Problem
Locate the line that contains "Serialize everything readable". Print it and each following line through the end of the listing, verbatim, and nothing more.

Stored items:
/---

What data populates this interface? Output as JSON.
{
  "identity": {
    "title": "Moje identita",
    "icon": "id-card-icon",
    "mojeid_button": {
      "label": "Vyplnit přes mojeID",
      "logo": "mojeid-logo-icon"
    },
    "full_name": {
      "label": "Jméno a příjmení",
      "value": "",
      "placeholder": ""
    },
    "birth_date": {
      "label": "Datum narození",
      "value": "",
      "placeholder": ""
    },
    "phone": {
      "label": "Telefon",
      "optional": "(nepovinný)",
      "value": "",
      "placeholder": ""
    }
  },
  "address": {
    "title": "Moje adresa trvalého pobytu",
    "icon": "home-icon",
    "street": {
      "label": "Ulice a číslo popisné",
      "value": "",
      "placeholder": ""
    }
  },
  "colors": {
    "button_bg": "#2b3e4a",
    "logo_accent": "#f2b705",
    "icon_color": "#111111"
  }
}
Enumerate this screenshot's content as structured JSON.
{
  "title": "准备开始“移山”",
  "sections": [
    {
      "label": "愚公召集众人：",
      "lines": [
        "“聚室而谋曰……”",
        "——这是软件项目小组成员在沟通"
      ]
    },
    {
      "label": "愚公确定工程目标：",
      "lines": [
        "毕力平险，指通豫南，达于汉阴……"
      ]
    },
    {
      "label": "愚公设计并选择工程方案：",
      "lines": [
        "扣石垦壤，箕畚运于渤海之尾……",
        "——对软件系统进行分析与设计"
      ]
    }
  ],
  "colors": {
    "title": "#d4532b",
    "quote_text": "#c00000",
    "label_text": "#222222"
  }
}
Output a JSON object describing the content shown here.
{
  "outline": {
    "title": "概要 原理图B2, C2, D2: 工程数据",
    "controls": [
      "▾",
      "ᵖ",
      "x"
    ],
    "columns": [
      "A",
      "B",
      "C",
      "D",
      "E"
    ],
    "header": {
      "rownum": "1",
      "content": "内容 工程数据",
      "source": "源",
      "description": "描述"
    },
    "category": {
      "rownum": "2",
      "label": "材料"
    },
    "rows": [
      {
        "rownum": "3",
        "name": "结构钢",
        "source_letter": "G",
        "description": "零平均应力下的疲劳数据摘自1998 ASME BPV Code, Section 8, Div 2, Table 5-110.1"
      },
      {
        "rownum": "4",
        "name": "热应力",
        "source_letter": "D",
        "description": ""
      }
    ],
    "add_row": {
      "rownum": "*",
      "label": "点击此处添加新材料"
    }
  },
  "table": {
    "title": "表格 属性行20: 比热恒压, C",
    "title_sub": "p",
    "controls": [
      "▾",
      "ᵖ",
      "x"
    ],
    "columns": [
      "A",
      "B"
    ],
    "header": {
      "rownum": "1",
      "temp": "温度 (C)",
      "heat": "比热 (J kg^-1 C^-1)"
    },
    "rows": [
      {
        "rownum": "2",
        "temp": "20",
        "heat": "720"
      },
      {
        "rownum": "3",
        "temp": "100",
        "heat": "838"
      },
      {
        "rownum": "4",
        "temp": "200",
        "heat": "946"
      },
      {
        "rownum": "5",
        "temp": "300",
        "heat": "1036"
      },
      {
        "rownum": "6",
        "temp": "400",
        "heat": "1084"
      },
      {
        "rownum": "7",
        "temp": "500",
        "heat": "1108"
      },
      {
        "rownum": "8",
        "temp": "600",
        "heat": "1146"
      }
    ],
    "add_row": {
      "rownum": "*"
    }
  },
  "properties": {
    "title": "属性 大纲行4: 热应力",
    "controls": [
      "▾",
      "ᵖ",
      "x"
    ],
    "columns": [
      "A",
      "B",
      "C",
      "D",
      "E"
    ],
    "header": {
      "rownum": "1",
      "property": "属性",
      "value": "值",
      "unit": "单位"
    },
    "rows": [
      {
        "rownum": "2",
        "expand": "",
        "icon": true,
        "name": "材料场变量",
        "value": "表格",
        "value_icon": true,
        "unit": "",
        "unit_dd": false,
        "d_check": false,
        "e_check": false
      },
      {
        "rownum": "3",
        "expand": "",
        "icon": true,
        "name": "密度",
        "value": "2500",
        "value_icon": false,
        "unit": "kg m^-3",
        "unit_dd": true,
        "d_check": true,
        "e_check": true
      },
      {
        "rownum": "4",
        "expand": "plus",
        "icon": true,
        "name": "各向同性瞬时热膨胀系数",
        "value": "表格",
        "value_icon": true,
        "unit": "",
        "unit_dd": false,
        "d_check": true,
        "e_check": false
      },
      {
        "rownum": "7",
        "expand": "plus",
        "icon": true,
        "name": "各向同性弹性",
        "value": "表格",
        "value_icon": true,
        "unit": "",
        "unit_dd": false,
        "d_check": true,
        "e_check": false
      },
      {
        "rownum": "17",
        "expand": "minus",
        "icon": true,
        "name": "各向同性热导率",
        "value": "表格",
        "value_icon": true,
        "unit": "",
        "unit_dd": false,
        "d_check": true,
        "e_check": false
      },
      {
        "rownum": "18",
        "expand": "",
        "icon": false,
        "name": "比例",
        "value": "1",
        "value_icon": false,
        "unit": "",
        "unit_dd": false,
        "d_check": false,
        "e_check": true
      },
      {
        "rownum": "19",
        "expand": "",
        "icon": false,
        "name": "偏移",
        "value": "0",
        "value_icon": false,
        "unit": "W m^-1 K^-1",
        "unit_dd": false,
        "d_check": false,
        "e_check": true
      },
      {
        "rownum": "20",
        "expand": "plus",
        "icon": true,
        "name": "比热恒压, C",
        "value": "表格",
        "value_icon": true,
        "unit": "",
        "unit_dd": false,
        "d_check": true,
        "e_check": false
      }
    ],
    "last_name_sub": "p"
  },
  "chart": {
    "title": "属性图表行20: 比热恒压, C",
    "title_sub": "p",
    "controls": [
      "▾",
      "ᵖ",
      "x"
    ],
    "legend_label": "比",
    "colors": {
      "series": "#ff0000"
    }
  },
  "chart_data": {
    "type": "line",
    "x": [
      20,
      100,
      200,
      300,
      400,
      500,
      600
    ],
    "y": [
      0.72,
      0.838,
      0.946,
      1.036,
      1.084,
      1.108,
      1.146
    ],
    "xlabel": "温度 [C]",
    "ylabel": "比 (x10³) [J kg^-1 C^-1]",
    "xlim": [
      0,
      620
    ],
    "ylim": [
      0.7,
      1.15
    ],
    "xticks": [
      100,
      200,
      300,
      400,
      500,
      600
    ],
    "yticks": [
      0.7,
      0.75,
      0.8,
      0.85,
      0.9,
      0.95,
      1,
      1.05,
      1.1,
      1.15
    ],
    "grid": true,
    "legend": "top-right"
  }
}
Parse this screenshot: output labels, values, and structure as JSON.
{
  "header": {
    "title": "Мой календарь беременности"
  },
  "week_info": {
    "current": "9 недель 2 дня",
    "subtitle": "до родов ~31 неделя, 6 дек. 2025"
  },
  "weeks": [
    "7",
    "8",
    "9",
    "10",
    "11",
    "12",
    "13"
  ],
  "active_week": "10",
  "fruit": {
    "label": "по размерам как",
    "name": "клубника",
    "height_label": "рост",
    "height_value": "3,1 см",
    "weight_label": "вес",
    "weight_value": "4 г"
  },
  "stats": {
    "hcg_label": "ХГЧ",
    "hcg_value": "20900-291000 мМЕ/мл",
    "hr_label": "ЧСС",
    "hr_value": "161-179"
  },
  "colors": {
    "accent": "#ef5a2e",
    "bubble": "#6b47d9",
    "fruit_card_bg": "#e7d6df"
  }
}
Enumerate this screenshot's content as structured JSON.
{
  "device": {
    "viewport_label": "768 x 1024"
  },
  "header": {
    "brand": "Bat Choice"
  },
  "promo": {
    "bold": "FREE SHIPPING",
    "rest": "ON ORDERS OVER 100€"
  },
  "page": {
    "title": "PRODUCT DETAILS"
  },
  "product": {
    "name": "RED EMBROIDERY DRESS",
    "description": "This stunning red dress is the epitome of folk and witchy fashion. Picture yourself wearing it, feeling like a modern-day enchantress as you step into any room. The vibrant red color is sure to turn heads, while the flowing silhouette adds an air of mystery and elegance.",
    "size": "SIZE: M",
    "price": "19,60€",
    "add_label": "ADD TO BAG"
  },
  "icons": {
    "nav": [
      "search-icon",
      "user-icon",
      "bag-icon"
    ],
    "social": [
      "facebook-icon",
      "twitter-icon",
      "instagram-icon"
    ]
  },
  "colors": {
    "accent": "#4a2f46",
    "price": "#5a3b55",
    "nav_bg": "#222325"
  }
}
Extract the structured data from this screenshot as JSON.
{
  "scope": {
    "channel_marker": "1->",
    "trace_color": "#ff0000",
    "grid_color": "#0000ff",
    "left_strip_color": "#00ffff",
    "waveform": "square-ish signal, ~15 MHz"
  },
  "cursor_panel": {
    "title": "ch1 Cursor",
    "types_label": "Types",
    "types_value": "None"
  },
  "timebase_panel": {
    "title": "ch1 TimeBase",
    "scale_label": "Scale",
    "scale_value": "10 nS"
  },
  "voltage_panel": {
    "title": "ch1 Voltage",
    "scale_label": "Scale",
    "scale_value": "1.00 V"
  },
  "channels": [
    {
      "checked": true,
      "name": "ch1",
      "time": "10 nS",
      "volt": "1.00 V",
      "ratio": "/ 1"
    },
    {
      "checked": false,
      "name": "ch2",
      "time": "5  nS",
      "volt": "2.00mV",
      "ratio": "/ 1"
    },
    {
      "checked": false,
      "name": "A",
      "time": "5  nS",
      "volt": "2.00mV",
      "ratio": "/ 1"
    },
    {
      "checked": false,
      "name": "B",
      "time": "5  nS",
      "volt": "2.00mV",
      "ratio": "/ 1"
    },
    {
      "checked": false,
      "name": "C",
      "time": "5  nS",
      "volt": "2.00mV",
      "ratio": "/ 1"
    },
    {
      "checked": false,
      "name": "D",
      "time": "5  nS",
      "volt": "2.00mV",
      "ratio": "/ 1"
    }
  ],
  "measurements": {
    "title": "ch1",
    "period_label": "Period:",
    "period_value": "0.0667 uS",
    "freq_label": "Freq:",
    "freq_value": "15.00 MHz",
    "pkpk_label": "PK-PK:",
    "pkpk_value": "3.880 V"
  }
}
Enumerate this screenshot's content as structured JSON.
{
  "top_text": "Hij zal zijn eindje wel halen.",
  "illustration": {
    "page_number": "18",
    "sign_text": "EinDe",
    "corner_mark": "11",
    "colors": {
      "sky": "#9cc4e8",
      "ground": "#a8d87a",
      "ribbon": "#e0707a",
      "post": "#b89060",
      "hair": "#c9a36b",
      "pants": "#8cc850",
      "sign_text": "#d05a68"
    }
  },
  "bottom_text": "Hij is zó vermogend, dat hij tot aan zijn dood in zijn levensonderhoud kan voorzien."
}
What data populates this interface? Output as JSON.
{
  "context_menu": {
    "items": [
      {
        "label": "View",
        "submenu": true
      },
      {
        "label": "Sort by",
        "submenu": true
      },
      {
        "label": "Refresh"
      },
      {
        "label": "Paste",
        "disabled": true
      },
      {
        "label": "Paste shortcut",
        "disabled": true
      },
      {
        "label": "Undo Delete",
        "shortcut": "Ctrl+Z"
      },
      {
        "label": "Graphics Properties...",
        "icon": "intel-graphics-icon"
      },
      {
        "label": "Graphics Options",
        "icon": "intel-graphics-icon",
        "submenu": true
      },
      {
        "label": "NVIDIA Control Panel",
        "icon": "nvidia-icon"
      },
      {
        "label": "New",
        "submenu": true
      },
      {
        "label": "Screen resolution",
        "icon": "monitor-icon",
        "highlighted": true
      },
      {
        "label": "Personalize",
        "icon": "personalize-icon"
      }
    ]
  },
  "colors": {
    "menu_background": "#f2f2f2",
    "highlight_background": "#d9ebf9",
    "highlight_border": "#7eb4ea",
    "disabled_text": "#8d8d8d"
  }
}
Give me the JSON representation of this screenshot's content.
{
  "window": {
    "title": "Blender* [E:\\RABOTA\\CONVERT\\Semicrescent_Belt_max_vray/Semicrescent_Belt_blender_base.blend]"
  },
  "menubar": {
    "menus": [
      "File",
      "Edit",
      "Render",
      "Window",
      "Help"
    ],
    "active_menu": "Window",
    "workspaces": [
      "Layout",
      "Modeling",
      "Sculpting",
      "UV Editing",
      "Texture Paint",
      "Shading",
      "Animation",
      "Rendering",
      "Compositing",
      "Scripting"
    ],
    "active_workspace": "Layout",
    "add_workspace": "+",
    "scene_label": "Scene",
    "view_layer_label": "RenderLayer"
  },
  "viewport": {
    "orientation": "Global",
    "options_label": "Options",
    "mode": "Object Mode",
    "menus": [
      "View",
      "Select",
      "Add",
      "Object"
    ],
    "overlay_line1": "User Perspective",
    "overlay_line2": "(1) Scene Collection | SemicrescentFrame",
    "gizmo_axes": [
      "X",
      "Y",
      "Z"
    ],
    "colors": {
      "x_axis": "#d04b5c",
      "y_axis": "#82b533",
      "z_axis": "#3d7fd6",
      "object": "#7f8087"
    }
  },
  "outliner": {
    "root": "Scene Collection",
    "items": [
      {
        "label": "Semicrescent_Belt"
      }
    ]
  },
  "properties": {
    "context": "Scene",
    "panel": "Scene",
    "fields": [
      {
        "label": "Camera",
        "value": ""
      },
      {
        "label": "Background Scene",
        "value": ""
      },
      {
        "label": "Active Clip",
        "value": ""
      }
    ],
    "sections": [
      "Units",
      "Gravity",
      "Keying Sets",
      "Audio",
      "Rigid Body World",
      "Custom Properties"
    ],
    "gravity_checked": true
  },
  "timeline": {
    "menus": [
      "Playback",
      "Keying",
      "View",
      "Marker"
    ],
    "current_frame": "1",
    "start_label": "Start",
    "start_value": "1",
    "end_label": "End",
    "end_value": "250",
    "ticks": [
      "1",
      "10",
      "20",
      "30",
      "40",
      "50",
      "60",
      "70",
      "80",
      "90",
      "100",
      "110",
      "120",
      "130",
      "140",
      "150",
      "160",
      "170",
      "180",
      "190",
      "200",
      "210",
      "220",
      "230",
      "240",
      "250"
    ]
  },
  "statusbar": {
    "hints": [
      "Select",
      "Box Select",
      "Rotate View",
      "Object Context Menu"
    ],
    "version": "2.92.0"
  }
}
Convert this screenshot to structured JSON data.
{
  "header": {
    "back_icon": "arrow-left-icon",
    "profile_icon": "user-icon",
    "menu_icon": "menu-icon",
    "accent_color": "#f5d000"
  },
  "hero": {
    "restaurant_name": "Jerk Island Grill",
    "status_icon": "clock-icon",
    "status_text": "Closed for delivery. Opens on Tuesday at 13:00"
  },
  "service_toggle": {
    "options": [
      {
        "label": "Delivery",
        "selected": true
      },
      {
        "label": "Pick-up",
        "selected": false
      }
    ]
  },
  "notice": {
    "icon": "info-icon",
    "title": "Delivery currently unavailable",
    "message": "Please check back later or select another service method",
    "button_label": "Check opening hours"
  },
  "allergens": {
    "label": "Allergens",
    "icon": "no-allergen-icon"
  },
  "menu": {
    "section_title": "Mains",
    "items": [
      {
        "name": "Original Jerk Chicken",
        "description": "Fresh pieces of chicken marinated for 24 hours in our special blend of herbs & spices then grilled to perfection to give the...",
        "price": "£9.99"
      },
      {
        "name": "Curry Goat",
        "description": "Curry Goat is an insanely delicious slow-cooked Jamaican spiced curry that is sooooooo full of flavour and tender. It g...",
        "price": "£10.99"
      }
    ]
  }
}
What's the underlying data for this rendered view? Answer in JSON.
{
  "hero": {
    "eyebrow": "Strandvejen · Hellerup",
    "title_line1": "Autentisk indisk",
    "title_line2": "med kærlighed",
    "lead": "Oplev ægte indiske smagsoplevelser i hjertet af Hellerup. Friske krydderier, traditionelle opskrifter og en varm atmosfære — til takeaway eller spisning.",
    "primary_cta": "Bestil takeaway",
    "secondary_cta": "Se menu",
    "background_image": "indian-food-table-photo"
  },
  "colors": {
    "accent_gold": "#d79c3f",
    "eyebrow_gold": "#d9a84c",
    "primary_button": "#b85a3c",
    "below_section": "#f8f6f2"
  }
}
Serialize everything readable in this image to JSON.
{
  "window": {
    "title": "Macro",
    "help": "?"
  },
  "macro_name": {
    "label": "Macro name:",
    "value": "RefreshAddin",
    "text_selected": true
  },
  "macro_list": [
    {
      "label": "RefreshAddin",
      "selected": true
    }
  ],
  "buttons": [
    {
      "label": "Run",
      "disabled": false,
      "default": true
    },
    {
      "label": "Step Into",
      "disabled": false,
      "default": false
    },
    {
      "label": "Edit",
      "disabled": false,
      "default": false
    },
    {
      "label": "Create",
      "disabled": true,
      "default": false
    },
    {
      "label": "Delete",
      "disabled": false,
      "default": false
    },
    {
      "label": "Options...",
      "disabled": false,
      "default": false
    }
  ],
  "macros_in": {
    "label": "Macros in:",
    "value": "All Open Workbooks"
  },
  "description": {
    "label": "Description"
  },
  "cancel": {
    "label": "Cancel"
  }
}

\---

Task answer
Serialize everything readable in this image to JSON.
{
  "window": {
    "title": "Macro",
    "help": "?"
  },
  "macro_name": {
    "label": "Macro name:",
    "value": "RefreshAddin",
    "text_selected": true
  },
  "macro_list": [
    {
      "label": "RefreshAddin",
      "selected": true
    }
  ],
  "buttons": [
    {
      "label": "Run",
      "disabled": false,
      "default": true
    },
    {
      "label": "Step Into",
      "disabled": false,
      "default": false
    },
    {
      "label": "Edit",
      "disabled": false,
      "default": false
    },
    {
      "label": "Create",
      "disabled": true,
      "default": false
    },
    {
      "label": "Delete",
      "disabled": false,
      "default": false
    },
    {
      "label": "Options...",
      "disabled": false,
      "default": false
    }
  ],
  "macros_in": {
    "label": "Macros in:",
    "value": "All Open Workbooks"
  },
  "description": {
    "label": "Description"
  },
  "cancel": {
    "label": "Cancel"
  }
}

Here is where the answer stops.